> _INSTRUCTIONS FOR THE TASK_
Continue the text on combating antisemitism, picking up right after its last sentence.

> _SUPPLIED TEXT_
%%

At FCAS (Foundation to Combat Antisemitism), we are dedicated to combating antisemitism through positive messaging and partnerships. Our initiative, Stand Up to Jewish Hate, is designed to empower both non-Jews and Jews to become defenders and upstanders for the Jewish community. We are passionate about promoting understanding, empathy, and tolerance among different groups, and our ultimate goal is to create a more inclusive and accepting world for all.

Together with its community partners, CJP’s Center for Combating Antisemitism is here to meet this moment with resources, tools and opportunities to foster action against antisemitism. Learn more at cjp.org/CCA.


Campus Education and Allyship Grants Pool

CJP’s Center for Combating Antisemitism (CCA) is actively inviting applications for our new Campus Education and Allyship grants pool. This initiative is seeking up to four grants of up to $50,000 each to kick-start projects aimed at antisemitism education and fostering allyship on campus.

Eligible initiatives include those that:

  • Educate Jewish and non-Jewish students
  • Educate campus administrators, staff, and faculty
  • Cultivate allyship between Jewish student organizations and fellow campus groups, including faith-based and affinity organizations

We’re looking for proposals that are innovative, impactful, and demonstrate a plan for sustained engagement and education, ultimately increasing understanding or building bridges across campus communities. These grants are specifically for projects in the 2024–2025 school year.

%%

> _Listings of boxed layout items_
%%

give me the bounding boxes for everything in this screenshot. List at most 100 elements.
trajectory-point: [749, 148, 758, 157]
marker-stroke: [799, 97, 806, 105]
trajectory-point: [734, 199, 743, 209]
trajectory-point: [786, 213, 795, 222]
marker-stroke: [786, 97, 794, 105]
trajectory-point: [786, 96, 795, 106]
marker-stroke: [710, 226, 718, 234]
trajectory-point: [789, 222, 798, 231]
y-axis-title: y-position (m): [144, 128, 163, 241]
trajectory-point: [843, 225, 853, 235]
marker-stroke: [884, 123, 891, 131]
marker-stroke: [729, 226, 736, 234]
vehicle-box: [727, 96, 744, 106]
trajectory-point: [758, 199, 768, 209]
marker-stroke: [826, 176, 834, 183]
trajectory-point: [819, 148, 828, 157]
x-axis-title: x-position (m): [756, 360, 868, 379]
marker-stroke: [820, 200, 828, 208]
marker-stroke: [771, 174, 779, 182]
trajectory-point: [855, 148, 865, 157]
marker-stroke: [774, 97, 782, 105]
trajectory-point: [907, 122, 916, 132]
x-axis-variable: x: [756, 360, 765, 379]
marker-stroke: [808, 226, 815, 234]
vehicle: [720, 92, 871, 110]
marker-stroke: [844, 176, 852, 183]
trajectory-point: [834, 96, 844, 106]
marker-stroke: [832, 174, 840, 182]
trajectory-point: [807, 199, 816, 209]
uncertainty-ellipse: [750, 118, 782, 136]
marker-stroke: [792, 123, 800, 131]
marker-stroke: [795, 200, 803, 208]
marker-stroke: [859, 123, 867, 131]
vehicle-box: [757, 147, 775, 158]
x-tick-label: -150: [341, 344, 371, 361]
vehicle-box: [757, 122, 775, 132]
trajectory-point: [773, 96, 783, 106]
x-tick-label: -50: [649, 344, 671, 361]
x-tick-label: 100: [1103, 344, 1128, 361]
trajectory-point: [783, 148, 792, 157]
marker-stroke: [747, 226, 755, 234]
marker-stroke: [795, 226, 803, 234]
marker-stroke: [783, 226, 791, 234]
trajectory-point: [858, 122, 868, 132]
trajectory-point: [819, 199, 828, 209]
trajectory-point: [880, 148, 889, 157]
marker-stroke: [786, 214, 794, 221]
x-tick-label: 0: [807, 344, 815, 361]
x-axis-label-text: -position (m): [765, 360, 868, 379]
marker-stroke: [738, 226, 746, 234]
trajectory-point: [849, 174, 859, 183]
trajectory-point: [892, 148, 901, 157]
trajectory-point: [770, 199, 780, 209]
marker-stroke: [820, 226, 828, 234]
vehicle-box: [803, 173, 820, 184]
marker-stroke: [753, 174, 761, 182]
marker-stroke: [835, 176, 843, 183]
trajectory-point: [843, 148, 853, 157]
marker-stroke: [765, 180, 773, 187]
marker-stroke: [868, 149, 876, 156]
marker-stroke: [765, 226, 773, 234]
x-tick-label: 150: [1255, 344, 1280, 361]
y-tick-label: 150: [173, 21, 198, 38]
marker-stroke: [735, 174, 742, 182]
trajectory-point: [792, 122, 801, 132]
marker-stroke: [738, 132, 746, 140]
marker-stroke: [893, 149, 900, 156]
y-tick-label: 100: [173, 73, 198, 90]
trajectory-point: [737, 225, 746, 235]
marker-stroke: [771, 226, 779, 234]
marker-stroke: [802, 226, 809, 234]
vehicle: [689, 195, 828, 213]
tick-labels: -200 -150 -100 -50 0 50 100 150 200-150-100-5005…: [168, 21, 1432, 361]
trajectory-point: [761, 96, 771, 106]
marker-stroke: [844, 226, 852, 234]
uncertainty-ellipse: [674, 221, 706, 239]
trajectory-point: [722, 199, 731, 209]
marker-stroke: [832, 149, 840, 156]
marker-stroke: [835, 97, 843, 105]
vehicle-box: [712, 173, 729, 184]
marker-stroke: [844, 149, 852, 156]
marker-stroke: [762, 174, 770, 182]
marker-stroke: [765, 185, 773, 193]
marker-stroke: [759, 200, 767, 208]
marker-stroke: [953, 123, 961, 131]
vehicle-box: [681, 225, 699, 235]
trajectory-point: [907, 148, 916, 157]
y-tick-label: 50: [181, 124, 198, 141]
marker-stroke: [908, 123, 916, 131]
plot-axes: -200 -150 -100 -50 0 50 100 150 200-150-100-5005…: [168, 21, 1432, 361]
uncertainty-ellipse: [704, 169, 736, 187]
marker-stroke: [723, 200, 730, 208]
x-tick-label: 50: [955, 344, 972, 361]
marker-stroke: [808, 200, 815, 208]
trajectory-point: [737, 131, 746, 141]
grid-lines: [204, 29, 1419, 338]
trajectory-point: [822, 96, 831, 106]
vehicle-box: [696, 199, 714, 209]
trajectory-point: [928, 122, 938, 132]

%%

> _OUTPUT FOR THIS TASK_
Deadline for applications: Friday, May 3, at 5:00 p.m. ET.   
For more details and to apply, please visit this form.  

To learn more about CJP’s work to combat antisemitism, please visit: https://ma.cjp.org/antisemitism-initiative  


Addressing Antisemitism Head-On

By Melissa Garlick, Senior Director of Combating Antisemitism and Building Civic Engagement at Combined Jewish Philanthropies

Underpinning Dara Horn’s newest piece on antisemitism appearing in The Atlantic, “Why the Most Educated People in America Fall for Anti-Semitic Lies,” is the same premise that grounds CJP’s growing work to combat antisemitism: that “one confounding fact in this onslaught of the world’s oldest hatred is that American society should have been ready to handle it.” Almost six months after the attacks of 10/7, it becomes clearer each day that antisemitism is both pervasive in our society and that American civic society and many of our leaders were not and are still not prepared to handle it.  

It is this exact space that CJP is building out our work to combat antisemitism.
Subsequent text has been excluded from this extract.